### ФРАГМЕНТ ТЕКСТА
————

Тогда я осторожно, чтоб галька под ногами не скрипела, ушел назад, не желая мешать его думам. А вот теперь - чувствую себя сиротой, пишу и плачу,- никогда в жизни не случалось плакать так безутешно, и отчаянно, и горько. Я не знаю - любил ли его, да разве это важно - любовь к нему или ненависть? Он всегда возбуждал в душе моей ощущения и волнения огромные, фантастические; даже неприятное и враждебное, вызванное им, принимало формы, которые не подавляли, а, как бы взрывая душу, расширяли ее, делали более чуткой и емкой. Хорош он был, когда, шаркая подошвами, как бы властно сглаживая неровность пути, вдруг являлся откуда-то из двери, из угла, шел к вам мелким, легким и скорым шагом человека, привыкшего много ходить по земле, и, засунув большие пальцы рук за пояс, на секунду останавливался, быстро оглядываясь цепким взглядом, который сразу замечал всё новое и тотчас высасывал смысл всего.

- Здравствуйте!

Я всегда переводил это слово так: “Здравствуйте - удовольствия для меня, а для вас толку не много в этом, но все-таки - здравствуйте!”

Выйдет он - маленький. И все сразу станут меньше его. Мужицкая борода, грубые, но необыкновенные руки, простенькая одежда и весь этот внешний, удобный демократизм обманывал многих, и часто приходилось видеть, как россияне, привыкшие встречать человека “по платью” - древняя, холопья привычка! - начинали струить то пахучее “прямодушие”, которое точнее именуется амикошонством.

“Ах, родный ты наш! Вот какой ты! Наконец-то сподобился я лицезреть величайшего сына земли родной моей. Здравствуй вовеки и прими поклон мой!”

Это - московско-русское, простое и задушевное, а вот еще русское, “свободомысленное”:

“Лев Николаевич! Будучи не согласен с вашими религиозно-философскими взглядами, но глубоко почитая в лице вашем великого художника…”

И вдруг из-под мужицкой бороды, из-под демократической, мятой блузы поднимается старый русский барин, великолепный аристократ,- тогда у людей прямодушных, образованных и прочих сразу синеют носы от нестерпимого холода. Приятно было видеть это существо чистых кровей, приятно наблюдать благородство и грацию жеста, гордую сдержанность речи, слышать изящную меткость убийственного слова. Барина в нем было как раз столько, сколько нужно для холопов. И когда они вызывали в Толстом барина, он являлся легко, свободно и давил их так, что они только ежились да попискивали.

————

### СОХРАНЁННЫЕ ДАННЫЕ
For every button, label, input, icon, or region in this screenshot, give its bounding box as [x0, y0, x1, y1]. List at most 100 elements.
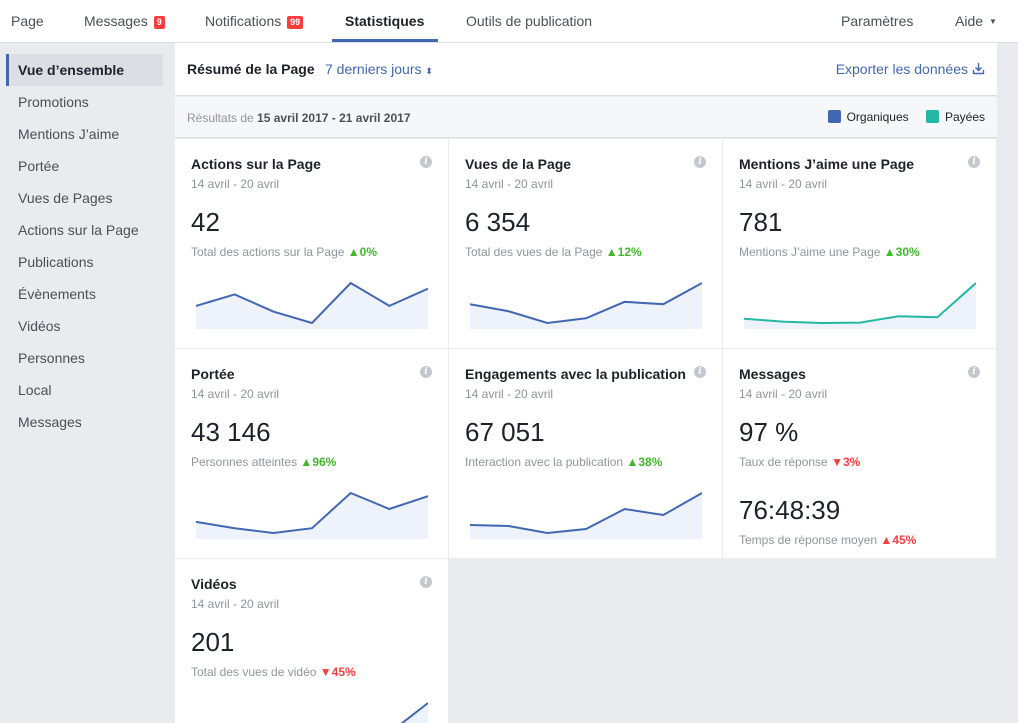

————

### ЗАДАНИЕ
Продолжите фрагмент текста о Льве Николаевиче Толстом, начав сразу после его последнего предложения. Строки для этой работы не нужны.

### ОТВЕТ НА ЗАДАНИЕ
Пришлось мне с одним из “прямодушных” русских людей - москвичом возвращаться из Ясной Поляны в Москву,- так он долго отдышаться не мог, всё улыбался жалобно и растерянно твердил:

- Н-ну,- баня. Вот строг… фу!

И, между прочим, воскликнул с явным сожалением:

- А ведь я думал - он и в самом деле анархист. Все твердят - анархист, анархист, я и поверил…

Этот человек был богатый, крупный фабрикант, он обладал большим животом, жирным лицом мясного цвета,- зачем ему понадобилось, чтоб Толстой был анархистом? Одна из “глубоких тайн” русской души.

Если Л. Н. хотел нравиться, он достигал этого легче женщины, умной и красивой. Сидят у него разные люди: великий князь Николай Михайлович, маляр Илья, социал-демократ из Ялты, штундист Пацук, какой-то музыкант, немец, управляющий графини Клейнмихель, поэт Булгаков, и все смотрят на него одинаково влюбленными глазами. Он излагает им учение Лао-тце, а мне кажется, что он какой-то необыкновенный человек-оркестр, обладающий способностью играть сразу на нескольких инструментах - на медной трубе, на барабане, гармонике и флейте. Я смотрел на него, как все. А вот хотел бы посмотреть еще раз и - не увижу больше никогда.

Приходили журналисты, утверждают, что в Риме получена телеграмма, “опровергающая слух о смерти Льва Толстого”. Суетились, болтали, многословно выражая сочувствие России. Русские газеты не оставляют места для сомнений.

Солгать пред ним невозможно было даже из жалости, он и опасно больной не возбуждал ее. Это пошлость - жалеть людей таких, как он. Их следует беречь, лелеять, а не осыпать словесной пылью каких-то затертых, бездушных слов.

Он спрашивал:

- Не нравлюсь я вам?

Надо было говорить: “Да, не нравитесь”.

- Не любите вы меня? - “Да, сегодня я вас не люблю”.

В вопросах он был беспощаден, в ответах - сдержан, как и надлежит мудрому.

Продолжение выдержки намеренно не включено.